*Exercise details*. Exactly reproduce the lines that follow.

====== Task inputs ======

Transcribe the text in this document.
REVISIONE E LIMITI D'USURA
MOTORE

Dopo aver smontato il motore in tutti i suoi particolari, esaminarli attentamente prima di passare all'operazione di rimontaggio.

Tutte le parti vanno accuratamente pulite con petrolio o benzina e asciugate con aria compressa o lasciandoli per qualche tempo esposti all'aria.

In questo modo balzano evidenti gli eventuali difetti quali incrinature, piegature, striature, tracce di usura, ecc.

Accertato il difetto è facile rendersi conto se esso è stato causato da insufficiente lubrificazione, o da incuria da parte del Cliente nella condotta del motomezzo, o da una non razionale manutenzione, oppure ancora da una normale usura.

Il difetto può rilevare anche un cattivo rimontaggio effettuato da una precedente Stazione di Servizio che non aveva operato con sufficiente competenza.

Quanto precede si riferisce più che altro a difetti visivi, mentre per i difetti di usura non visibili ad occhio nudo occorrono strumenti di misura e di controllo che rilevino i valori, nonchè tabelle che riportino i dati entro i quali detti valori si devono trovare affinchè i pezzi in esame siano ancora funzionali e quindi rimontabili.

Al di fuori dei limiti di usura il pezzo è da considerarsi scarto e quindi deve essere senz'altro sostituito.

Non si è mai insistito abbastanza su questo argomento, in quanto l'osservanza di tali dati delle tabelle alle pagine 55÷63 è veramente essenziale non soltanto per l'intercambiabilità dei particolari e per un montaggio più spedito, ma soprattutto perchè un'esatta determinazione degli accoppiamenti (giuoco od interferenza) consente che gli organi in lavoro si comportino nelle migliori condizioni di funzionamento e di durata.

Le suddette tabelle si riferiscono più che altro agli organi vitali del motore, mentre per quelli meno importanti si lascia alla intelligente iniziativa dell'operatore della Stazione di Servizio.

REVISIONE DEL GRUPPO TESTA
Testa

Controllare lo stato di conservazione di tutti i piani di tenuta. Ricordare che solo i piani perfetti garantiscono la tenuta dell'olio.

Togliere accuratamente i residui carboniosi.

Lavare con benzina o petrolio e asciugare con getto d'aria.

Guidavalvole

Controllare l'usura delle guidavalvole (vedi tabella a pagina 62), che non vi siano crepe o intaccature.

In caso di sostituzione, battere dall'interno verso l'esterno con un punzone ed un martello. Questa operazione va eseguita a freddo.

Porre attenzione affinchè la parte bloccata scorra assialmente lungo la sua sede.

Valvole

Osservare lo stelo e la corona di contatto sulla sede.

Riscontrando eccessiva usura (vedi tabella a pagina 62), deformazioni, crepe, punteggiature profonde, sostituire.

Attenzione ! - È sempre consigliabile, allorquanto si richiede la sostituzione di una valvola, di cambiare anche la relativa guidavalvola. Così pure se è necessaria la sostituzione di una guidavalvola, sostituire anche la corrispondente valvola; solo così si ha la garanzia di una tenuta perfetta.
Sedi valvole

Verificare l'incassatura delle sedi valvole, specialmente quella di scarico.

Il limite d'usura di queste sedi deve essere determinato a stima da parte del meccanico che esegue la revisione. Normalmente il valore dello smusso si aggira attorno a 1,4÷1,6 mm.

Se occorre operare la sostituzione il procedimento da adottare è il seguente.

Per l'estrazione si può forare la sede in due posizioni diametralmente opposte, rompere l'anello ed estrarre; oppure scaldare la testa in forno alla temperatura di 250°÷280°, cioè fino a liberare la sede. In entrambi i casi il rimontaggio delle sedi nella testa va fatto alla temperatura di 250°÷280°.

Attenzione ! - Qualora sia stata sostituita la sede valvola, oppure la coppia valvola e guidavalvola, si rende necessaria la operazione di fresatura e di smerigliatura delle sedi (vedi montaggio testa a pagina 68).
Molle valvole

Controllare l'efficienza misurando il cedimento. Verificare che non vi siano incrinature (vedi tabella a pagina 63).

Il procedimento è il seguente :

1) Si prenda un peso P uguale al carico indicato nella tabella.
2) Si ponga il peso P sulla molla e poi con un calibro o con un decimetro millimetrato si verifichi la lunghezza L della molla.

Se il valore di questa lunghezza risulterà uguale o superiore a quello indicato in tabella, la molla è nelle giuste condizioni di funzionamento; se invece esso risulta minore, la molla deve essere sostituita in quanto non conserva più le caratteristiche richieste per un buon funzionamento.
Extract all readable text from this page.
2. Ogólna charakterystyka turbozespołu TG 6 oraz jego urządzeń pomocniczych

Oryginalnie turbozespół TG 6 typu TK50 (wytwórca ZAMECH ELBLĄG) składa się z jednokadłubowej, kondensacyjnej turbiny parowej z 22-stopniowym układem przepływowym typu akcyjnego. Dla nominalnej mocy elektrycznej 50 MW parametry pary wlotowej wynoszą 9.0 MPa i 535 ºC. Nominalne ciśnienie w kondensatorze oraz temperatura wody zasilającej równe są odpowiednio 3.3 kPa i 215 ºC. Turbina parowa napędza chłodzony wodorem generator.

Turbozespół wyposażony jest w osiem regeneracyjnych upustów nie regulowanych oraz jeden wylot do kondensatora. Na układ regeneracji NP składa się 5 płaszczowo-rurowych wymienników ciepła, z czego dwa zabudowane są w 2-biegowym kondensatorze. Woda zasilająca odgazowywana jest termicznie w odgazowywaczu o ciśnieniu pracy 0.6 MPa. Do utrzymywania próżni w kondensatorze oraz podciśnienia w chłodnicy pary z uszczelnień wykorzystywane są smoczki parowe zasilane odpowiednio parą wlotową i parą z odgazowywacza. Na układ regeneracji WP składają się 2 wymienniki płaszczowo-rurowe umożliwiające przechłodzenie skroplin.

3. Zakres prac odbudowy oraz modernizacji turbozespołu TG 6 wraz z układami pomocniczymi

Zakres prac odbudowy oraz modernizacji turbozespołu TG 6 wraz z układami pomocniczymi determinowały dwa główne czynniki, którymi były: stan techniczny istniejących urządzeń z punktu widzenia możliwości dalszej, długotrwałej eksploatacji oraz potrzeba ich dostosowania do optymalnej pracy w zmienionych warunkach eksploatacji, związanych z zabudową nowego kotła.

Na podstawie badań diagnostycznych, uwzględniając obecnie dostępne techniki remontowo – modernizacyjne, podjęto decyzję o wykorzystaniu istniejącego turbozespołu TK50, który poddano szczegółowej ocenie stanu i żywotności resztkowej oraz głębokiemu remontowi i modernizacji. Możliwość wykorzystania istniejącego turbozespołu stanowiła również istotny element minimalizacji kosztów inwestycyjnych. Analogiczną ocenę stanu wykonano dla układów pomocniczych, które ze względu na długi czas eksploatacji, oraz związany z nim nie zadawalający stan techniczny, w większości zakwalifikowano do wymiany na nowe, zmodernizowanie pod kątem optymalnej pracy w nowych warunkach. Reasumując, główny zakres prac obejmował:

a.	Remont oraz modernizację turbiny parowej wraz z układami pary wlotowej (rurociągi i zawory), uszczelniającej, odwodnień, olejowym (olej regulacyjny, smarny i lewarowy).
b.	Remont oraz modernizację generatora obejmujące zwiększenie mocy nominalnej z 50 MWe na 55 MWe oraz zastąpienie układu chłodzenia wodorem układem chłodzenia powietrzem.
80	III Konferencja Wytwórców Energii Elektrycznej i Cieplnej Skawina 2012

======

*Final result*.
Transcribe the text in this document.
REVISIONE E LIMITI D'USURA
MOTORE

Dopo aver smontato il motore in tutti i suoi particolari, esaminarli attentamente prima di passare all'operazione di rimontaggio.

Tutte le parti vanno accuratamente pulite con petrolio o benzina e asciugate con aria compressa o lasciandoli per qualche tempo esposti all'aria.

In questo modo balzano evidenti gli eventuali difetti quali incrinature, piegature, striature, tracce di usura, ecc.

Accertato il difetto è facile rendersi conto se esso è stato causato da insufficiente lubrificazione, o da incuria da parte del Cliente nella condotta del motomezzo, o da una non razionale manutenzione, oppure ancora da una normale usura.

Il difetto può rilevare anche un cattivo rimontaggio effettuato da una precedente Stazione di Servizio che non aveva operato con sufficiente competenza.

Quanto precede si riferisce più che altro a difetti visivi, mentre per i difetti di usura non visibili ad occhio nudo occorrono strumenti di misura e di controllo che rilevino i valori, nonchè tabelle che riportino i dati entro i quali detti valori si devono trovare affinchè i pezzi in esame siano ancora funzionali e quindi rimontabili.

Al di fuori dei limiti di usura il pezzo è da considerarsi scarto e quindi deve essere senz'altro sostituito.

Non si è mai insistito abbastanza su questo argomento, in quanto l'osservanza di tali dati delle tabelle alle pagine 55÷63 è veramente essenziale non soltanto per l'intercambiabilità dei particolari e per un montaggio più spedito, ma soprattutto perchè un'esatta determinazione degli accoppiamenti (giuoco od interferenza) consente che gli organi in lavoro si comportino nelle migliori condizioni di funzionamento e di durata.

Le suddette tabelle si riferiscono più che altro agli organi vitali del motore, mentre per quelli meno importanti si lascia alla intelligente iniziativa dell'operatore della Stazione di Servizio.

REVISIONE DEL GRUPPO TESTA
Testa

Controllare lo stato di conservazione di tutti i piani di tenuta. Ricordare che solo i piani perfetti garantiscono la tenuta dell'olio.

Togliere accuratamente i residui carboniosi.

Lavare con benzina o petrolio e asciugare con getto d'aria.

Guidavalvole

Controllare l'usura delle guidavalvole (vedi tabella a pagina 62), che non vi siano crepe o intaccature.

In caso di sostituzione, battere dall'interno verso l'esterno con un punzone ed un martello. Questa operazione va eseguita a freddo.

Porre attenzione affinchè la parte bloccata scorra assialmente lungo la sua sede.

Valvole

Osservare lo stelo e la corona di contatto sulla sede.

Riscontrando eccessiva usura (vedi tabella a pagina 62), deformazioni, crepe, punteggiature profonde, sostituire.

Attenzione ! - È sempre consigliabile, allorquanto si richiede la sostituzione di una valvola, di cambiare anche la relativa guidavalvola. Così pure se è necessaria la sostituzione di una guidavalvola, sostituire anche la corrispondente valvola; solo così si ha la garanzia di una tenuta perfetta.
Sedi valvole

Verificare l'incassatura delle sedi valvole, specialmente quella di scarico.

Il limite d'usura di queste sedi deve essere determinato a stima da parte del meccanico che esegue la revisione. Normalmente il valore dello smusso si aggira attorno a 1,4÷1,6 mm.

Se occorre operare la sostituzione il procedimento da adottare è il seguente.

Per l'estrazione si può forare la sede in due posizioni diametralmente opposte, rompere l'anello ed estrarre; oppure scaldare la testa in forno alla temperatura di 250°÷280°, cioè fino a liberare la sede. In entrambi i casi il rimontaggio delle sedi nella testa va fatto alla temperatura di 250°÷280°.

Attenzione ! - Qualora sia stata sostituita la sede valvola, oppure la coppia valvola e guidavalvola, si rende necessaria la operazione di fresatura e di smerigliatura delle sedi (vedi montaggio testa a pagina 68).
Molle valvole

Controllare l'efficienza misurando il cedimento. Verificare che non vi siano incrinature (vedi tabella a pagina 63).

Il procedimento è il seguente :

1) Si prenda un peso P uguale al carico indicato nella tabella.
2) Si ponga il peso P sulla molla e poi con un calibro o con un decimetro millimetrato si verifichi la lunghezza L della molla.

Se il valore di questa lunghezza risulterà uguale o superiore a quello indicato in tabella, la molla è nelle giuste condizioni di funzionamento; se invece esso risulta minore, la molla deve essere sostituita in quanto non conserva più le caratteristiche richieste per un buon funzionamento.
Extract all readable text from this page.
2. Ogólna charakterystyka turbozespołu TG 6 oraz jego urządzeń pomocniczych

Oryginalnie turbozespół TG 6 typu TK50 (wytwórca ZAMECH ELBLĄG) składa się z jednokadłubowej, kondensacyjnej turbiny parowej z 22-stopniowym układem przepływowym typu akcyjnego. Dla nominalnej mocy elektrycznej 50 MW parametry pary wlotowej wynoszą 9.0 MPa i 535 ºC. Nominalne ciśnienie w kondensatorze oraz temperatura wody zasilającej równe są odpowiednio 3.3 kPa i 215 ºC. Turbina parowa napędza chłodzony wodorem generator.

Turbozespół wyposażony jest w osiem regeneracyjnych upustów nie regulowanych oraz jeden wylot do kondensatora. Na układ regeneracji NP składa się 5 płaszczowo-rurowych wymienników ciepła, z czego dwa zabudowane są w 2-biegowym kondensatorze. Woda zasilająca odgazowywana jest termicznie w odgazowywaczu o ciśnieniu pracy 0.6 MPa. Do utrzymywania próżni w kondensatorze oraz podciśnienia w chłodnicy pary z uszczelnień wykorzystywane są smoczki parowe zasilane odpowiednio parą wlotową i parą z odgazowywacza. Na układ regeneracji WP składają się 2 wymienniki płaszczowo-rurowe umożliwiające przechłodzenie skroplin.

3. Zakres prac odbudowy oraz modernizacji turbozespołu TG 6 wraz z układami pomocniczymi

Zakres prac odbudowy oraz modernizacji turbozespołu TG 6 wraz z układami pomocniczymi determinowały dwa główne czynniki, którymi były: stan techniczny istniejących urządzeń z punktu widzenia możliwości dalszej, długotrwałej eksploatacji oraz potrzeba ich dostosowania do optymalnej pracy w zmienionych warunkach eksploatacji, związanych z zabudową nowego kotła.

Na podstawie badań diagnostycznych, uwzględniając obecnie dostępne techniki remontowo – modernizacyjne, podjęto decyzję o wykorzystaniu istniejącego turbozespołu TK50, który poddano szczegółowej ocenie stanu i żywotności resztkowej oraz głębokiemu remontowi i modernizacji. Możliwość wykorzystania istniejącego turbozespołu stanowiła również istotny element minimalizacji kosztów inwestycyjnych. Analogiczną ocenę stanu wykonano dla układów pomocniczych, które ze względu na długi czas eksploatacji, oraz związany z nim nie zadawalający stan techniczny, w większości zakwalifikowano do wymiany na nowe, zmodernizowanie pod kątem optymalnej pracy w nowych warunkach. Reasumując, główny zakres prac obejmował:

a.	Remont oraz modernizację turbiny parowej wraz z układami pary wlotowej (rurociągi i zawory), uszczelniającej, odwodnień, olejowym (olej regulacyjny, smarny i lewarowy).
b.	Remont oraz modernizację generatora obejmujące zwiększenie mocy nominalnej z 50 MWe na 55 MWe oraz zastąpienie układu chłodzenia wodorem układem chłodzenia powietrzem.
80	III Konferencja Wytwórców Energii Elektrycznej i Cieplnej Skawina 2012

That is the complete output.